AIM.
Identify the lines in the data below that contain "Painting" and give only how many there are.

GIVEN DATA.
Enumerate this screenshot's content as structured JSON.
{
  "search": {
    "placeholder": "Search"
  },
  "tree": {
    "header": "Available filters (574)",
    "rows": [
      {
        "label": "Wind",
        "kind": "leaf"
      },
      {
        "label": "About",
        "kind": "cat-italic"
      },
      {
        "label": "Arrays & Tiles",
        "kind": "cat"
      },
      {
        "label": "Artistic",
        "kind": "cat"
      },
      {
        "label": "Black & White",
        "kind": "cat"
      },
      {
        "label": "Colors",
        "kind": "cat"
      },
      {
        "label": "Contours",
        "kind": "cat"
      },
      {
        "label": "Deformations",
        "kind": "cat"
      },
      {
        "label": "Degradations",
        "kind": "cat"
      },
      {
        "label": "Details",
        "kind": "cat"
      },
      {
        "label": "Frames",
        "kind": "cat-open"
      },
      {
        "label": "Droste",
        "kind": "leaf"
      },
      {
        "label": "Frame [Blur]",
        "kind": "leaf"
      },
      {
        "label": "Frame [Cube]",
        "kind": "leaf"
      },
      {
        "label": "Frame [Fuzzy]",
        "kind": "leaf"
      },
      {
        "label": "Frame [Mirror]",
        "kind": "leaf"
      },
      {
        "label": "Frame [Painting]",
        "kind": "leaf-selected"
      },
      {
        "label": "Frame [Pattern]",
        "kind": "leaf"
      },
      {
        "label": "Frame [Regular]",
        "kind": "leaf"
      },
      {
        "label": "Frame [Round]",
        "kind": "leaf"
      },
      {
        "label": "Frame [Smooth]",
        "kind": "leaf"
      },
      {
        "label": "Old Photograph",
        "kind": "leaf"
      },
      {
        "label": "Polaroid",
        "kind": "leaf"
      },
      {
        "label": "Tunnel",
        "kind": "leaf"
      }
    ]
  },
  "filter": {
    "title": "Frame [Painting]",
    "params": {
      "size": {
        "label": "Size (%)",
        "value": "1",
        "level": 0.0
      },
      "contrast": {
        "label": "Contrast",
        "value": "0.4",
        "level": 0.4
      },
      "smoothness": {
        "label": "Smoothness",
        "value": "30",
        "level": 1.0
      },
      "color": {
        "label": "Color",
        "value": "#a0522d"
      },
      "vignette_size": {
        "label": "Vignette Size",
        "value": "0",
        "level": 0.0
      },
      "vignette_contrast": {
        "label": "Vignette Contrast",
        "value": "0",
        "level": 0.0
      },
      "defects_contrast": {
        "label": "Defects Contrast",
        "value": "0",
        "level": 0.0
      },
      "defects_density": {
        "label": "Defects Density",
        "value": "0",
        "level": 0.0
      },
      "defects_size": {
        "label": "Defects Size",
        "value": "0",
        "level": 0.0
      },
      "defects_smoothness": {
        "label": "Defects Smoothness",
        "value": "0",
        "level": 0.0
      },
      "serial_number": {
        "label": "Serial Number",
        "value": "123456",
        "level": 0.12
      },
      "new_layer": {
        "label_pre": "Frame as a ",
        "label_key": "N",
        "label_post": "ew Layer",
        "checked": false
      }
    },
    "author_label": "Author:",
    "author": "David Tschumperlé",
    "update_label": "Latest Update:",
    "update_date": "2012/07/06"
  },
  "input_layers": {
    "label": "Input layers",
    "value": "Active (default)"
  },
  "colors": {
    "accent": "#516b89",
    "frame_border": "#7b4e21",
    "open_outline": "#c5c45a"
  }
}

==

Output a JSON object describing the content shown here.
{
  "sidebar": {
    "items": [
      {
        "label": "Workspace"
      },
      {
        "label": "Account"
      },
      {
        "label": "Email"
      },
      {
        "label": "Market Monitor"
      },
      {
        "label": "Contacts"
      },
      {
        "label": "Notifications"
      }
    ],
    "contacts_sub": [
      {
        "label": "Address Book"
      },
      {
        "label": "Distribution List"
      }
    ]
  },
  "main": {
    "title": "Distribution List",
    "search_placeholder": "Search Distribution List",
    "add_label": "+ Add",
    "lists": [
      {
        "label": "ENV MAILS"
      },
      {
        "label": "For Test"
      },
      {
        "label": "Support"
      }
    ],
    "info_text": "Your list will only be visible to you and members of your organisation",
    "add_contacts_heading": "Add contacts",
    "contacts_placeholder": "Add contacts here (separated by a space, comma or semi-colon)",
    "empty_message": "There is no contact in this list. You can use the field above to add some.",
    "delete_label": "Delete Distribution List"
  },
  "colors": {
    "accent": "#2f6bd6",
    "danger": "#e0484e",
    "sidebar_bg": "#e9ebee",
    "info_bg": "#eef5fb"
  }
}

CORRECT OUTPUT.
2